## FRAGMENTO CITADO
((

Como dice la canción de los músicos folclóricos argentinos Armando Tejada y César Isella: a las cosas simples las devora el tiempo. Entonces ¿a las cosas simplonas las devora el viento? O bien, los restos del viento. O bien, los restos de una brisa que se pronosticó como borrasca y al final le hizo lo que el viento a Juárez. Y es que por más galardones que la última entrega fílmica de Jimena Montemayor se haya llevado en distintos festivales internacionales, como ráfaga que llega veloz y desafiante, pero que se disipa pronto en el aire, así también se disipa su cinta en vislumbres apenas distinguibles de una obra profundamente personal.

Segunda película dirigida por Jimena Montemayor Loyo (opera prima En la Sangre, 2012, y cinematógrafa de Elisa Miller en el multipremiado cortometraje Ver Llover, 2006) nombrada Restos de Viento (2017, pero apenas estrenada en salas mexicanas), que nos cuenta la historia de los restos de una familia conformada por la madre argentina, alcohólica semi-funcional, Carmen (Dolores Fonzi), y sus inquietos hijos Ana (Paulina Gil) y Daniel (Diego Aguilar), resentidos por la falta de figura paterna en casa, casualmente mencionado en reiteradas ocasiones tanto por los chiquillos como por la misma Carmen, y que será sustituido por la misteriosa aparición de una criatura vestida en harapos y ostentoso cráneo de venado sobre la cabeza (Rubén Zamora), presenciada solo por los pequeños negligidos.

Conducido por una interpretación actoral forzadamente intencionada, el largometraje revela una artificiosa ejecución de acciones y diálogos frívolos, más hechos por obligación que por una autentica necesidad dramática. Ni siquiera el elenco infantil es capaz de desenvolverse con naturalidad en la retenida puesta en escena, donde cualquier conversación es excusa para cuestionar a la vida con sentimentalismo (‘‘es lo que no me gusta de los adultos, que mientan’’ / ‘‘¿Crees que lo hagan cuando dicen que te quieren?’’) o de plano entablar charlas genéricas de auto-superación (‘‘Lo importante es no dejar que esos miedos te ganen’’ / ‘‘entonces hay que olvidarlos’’ / ‘‘aprender a vivir con ellos’’).

Dolores Fonzi en el papel de Carmen, desentendida de sus retoños, pero puesta para salir despampanante a clubes nocturnos y seducir a señores como excusa de trabajo para mantener a sus hijos, aunque luego ni siquiera pueda levantarse a prepararles el desayuno o llevarlos a la escuela; bulto humano que vive de noche y muere de día, siempre con cigarrillo eternamente encendido. Personaje inquebrantable, inamovible, e impersonal, creyéndose salido de La Ciénaga (2001), de la también argentina Lucrecia Martel. Su incapacidad para afrontar la realidad, convertirá al idealizado papá ausente en la excusa lastimosa para causar lástima en el pequeño Daniel cuando importunadamente se acerca el día del padre y la maestra se los comunica durante una clase que solo sirve para agobiarlo; para ser lastimada por ser mala madre con líneas vacías de presunta contundencia (‘‘Papá es mejor que tú’’), o ser recordada por su tristísima hija Ana, gustosa por los disfraces de viuda, que su lástima es compartida (‘‘No solo a ti te duele’’). Y finalmente, para hacer una alegoría predecible del penoso duelo con una criatura/espíritu/demonio que transmuta en indio americano, solo para revelarse sin sorpresa o expectativa como el padre imaginario al que los niños deben decir su último adiós.

))

## EXTRACTO DE DATOS
((

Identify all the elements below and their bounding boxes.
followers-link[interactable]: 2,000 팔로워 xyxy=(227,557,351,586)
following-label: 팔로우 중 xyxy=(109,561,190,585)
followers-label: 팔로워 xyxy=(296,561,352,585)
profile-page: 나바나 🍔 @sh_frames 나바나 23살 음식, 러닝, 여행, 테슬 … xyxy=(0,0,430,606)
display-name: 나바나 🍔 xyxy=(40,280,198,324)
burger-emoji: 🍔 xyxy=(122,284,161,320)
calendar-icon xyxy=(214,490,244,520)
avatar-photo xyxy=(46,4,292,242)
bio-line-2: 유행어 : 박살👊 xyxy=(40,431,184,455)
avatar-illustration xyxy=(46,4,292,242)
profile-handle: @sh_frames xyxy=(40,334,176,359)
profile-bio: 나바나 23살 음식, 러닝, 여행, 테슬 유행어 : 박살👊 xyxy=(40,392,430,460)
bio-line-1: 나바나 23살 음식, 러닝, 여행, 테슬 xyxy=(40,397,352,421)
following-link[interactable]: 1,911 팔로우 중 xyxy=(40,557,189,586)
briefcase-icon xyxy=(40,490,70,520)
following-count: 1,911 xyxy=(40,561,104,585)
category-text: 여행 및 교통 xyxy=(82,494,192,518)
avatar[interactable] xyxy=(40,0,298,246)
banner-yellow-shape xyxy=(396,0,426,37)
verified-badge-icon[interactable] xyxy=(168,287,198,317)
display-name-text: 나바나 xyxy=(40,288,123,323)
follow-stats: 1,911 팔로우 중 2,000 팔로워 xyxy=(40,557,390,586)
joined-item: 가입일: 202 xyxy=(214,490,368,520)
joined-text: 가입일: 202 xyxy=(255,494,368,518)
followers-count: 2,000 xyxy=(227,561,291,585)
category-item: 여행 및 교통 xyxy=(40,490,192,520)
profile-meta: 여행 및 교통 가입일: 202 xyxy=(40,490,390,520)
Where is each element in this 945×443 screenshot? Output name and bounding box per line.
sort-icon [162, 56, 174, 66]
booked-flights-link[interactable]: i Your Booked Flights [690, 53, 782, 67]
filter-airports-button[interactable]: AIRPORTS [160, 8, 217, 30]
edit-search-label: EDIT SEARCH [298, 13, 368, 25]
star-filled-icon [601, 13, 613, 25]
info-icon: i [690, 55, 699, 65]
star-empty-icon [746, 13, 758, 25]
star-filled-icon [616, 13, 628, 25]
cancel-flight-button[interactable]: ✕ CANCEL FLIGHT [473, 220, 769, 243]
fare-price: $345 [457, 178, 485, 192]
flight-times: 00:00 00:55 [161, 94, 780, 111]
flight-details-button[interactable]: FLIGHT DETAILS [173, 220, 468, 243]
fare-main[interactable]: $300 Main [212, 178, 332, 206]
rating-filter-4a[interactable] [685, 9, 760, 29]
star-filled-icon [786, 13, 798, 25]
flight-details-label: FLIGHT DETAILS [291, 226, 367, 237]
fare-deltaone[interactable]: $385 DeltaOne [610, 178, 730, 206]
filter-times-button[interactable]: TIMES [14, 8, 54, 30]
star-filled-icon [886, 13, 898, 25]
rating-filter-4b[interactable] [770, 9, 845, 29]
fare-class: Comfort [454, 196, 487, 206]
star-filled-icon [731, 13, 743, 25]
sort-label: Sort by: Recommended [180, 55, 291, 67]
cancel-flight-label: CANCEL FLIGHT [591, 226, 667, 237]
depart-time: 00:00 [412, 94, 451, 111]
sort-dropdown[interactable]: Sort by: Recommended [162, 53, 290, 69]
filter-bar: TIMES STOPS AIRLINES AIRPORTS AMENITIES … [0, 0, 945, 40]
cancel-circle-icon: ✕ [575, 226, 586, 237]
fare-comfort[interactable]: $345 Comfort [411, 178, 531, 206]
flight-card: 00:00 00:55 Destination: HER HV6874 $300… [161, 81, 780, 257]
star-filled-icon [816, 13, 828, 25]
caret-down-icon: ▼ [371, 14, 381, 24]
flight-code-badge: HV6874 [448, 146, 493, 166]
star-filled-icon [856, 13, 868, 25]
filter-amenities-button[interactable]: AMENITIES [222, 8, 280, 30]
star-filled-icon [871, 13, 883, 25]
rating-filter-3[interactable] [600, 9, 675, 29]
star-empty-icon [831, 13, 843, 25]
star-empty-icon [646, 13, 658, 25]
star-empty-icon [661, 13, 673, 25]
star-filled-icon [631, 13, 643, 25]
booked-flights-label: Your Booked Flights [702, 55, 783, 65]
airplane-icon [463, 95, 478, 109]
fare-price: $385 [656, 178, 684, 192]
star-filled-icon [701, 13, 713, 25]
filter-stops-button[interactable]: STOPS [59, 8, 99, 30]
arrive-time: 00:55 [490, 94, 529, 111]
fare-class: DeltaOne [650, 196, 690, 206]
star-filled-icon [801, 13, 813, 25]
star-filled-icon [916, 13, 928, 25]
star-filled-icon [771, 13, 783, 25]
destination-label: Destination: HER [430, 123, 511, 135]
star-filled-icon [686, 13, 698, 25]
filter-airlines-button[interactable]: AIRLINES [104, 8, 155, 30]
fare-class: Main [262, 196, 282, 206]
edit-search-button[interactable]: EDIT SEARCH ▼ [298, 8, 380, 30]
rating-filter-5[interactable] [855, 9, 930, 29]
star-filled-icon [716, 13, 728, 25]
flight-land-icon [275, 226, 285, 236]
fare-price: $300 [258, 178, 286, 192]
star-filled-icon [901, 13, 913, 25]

))

## QUÉ HARÁS
**a)** Indica si cada afirmación concuerda con la reseña. Responde sí o no y cita literalmente las palabras de la reseña que lo deciden: (i) Restos de Viento es la primera película dirigida por Jimena Montemayor; (ii) la criatura con el cráneo de venado solo la ven los niños; (iii) Carmen es argentina.
**b)** Transcribe tal cual el pasaje de la reseña que empieza con "Segunda película dirigida" y sigue hasta "los pequeños negligidos.".

## RESULTADOS POR TAREA
**a)**
(i) No: "Segunda película dirigida por Jimena Montemayor Loyo"
(ii) Sí: "presenciada solo por los pequeños negligidos"
(iii) Sí: "la madre argentina"

**b)**
Segunda película dirigida por Jimena Montemayor Loyo (opera prima En la Sangre, 2012, y cinematógrafa de Elisa Miller en el multipremiado cortometraje Ver Llover, 2006) nombrada Restos de Viento (2017, pero apenas estrenada en salas mexicanas), que nos cuenta la historia de los restos de una familia conformada por la madre argentina, alcohólica semi-funcional, Carmen (Dolores Fonzi), y sus inquietos hijos Ana (Paulina Gil) y Daniel (Diego Aguilar), resentidos por la falta de figura paterna en casa, casualmente mencionado en reiteradas ocasiones tanto por los chiquillos como por la misma Carmen, y que será sustituido por la misteriosa aparición de una criatura vestida en harapos y ostentoso cráneo de venado sobre la cabeza (Rubén Zamora), presenciada solo por los pequeños negligidos.